- **Directions**: Repeat each record exactly as written, and drop any images.

=== Records for this task ===

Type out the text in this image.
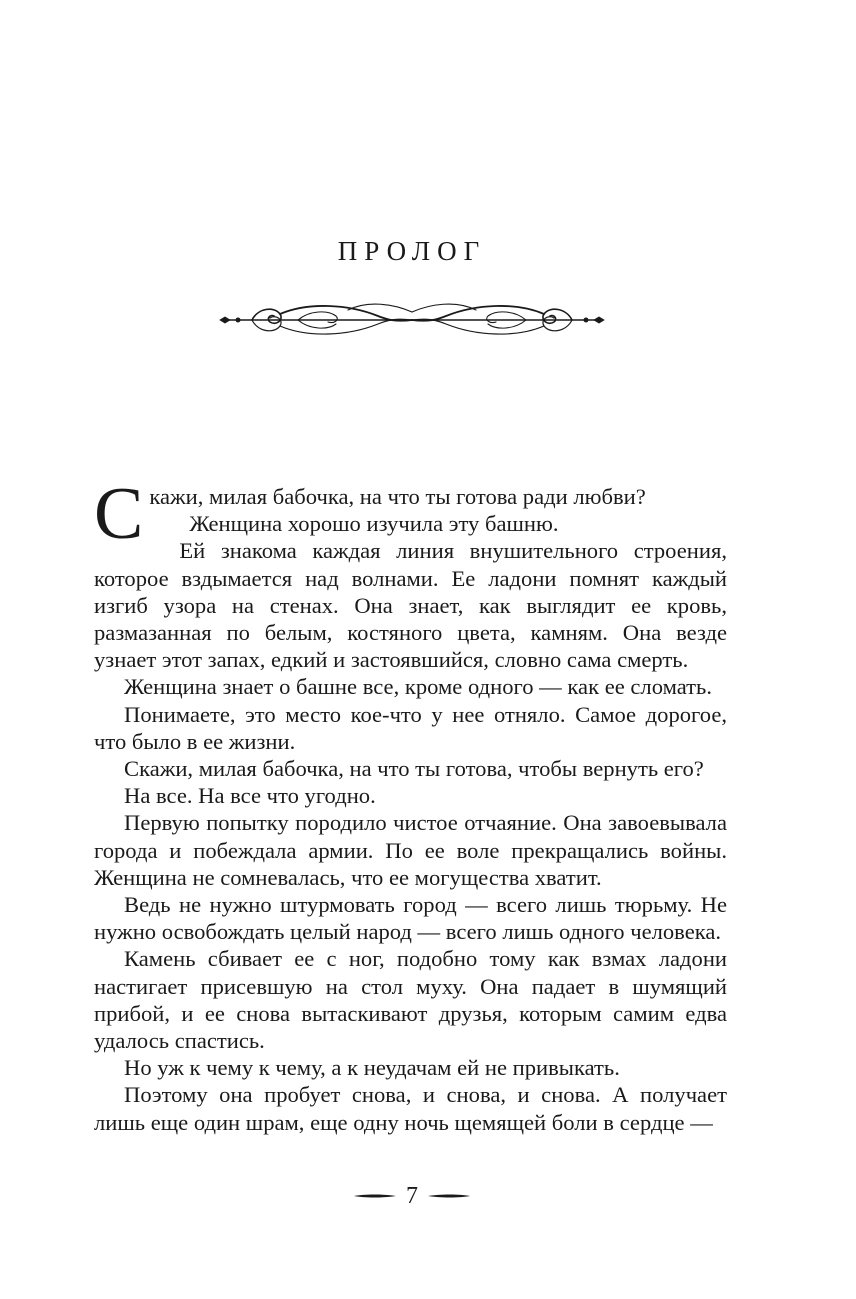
ПРОЛОГ

Скажи, милая бабочка, на что ты готова ради любви?
Женщина хорошо изучила эту башню.

Ей знакома каждая линия внушительного строения, которое вздымается над волнами. Ее ладони помнят каждый изгиб узора на стенах. Она знает, как выглядит ее кровь, размазанная по белым, костяного цвета, камням. Она везде узнает этот запах, едкий и застоявшийся, словно сама смерть.

Женщина знает о башне все, кроме одного — как ее сломать.

Понимаете, это место кое-что у нее отняло. Самое дорогое, что было в ее жизни.

Скажи, милая бабочка, на что ты готова, чтобы вернуть его?

На все. На все что угодно.

Первую попытку породило чистое отчаяние. Она завоевывала города и побеждала армии. По ее воле прекращались войны. Женщина не сомневалась, что ее могущества хватит.

Ведь не нужно штурмовать город — всего лишь тюрьму. Не нужно освобождать целый народ — всего лишь одного человека.

Камень сбивает ее с ног, подобно тому как взмах ладони настигает присевшую на стол муху. Она падает в шумящий прибой, и ее снова вытаскивают друзья, которым самим едва удалось спастись.

Но уж к чему к чему, а к неудачам ей не привыкать.

Поэтому она пробует снова, и снова, и снова. А получает лишь еще один шрам, еще одну ночь щемящей боли в сердце —

7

===

- **Output for this exercise**:
Type out the text in this image.
ПРОЛОГ

Скажи, милая бабочка, на что ты готова ради любви?
Женщина хорошо изучила эту башню.

Ей знакома каждая линия внушительного строения, которое вздымается над волнами. Ее ладони помнят каждый изгиб узора на стенах. Она знает, как выглядит ее кровь, размазанная по белым, костяного цвета, камням. Она везде узнает этот запах, едкий и застоявшийся, словно сама смерть.

Женщина знает о башне все, кроме одного — как ее сломать.

Понимаете, это место кое-что у нее отняло. Самое дорогое, что было в ее жизни.

Скажи, милая бабочка, на что ты готова, чтобы вернуть его?

На все. На все что угодно.

Первую попытку породило чистое отчаяние. Она завоевывала города и побеждала армии. По ее воле прекращались войны. Женщина не сомневалась, что ее могущества хватит.

Ведь не нужно штурмовать город — всего лишь тюрьму. Не нужно освобождать целый народ — всего лишь одного человека.

Камень сбивает ее с ног, подобно тому как взмах ладони настигает присевшую на стол муху. Она падает в шумящий прибой, и ее снова вытаскивают друзья, которым самим едва удалось спастись.

Но уж к чему к чему, а к неудачам ей не привыкать.

Поэтому она пробует снова, и снова, и снова. А получает лишь еще один шрам, еще одну ночь щемящей боли в сердце —

7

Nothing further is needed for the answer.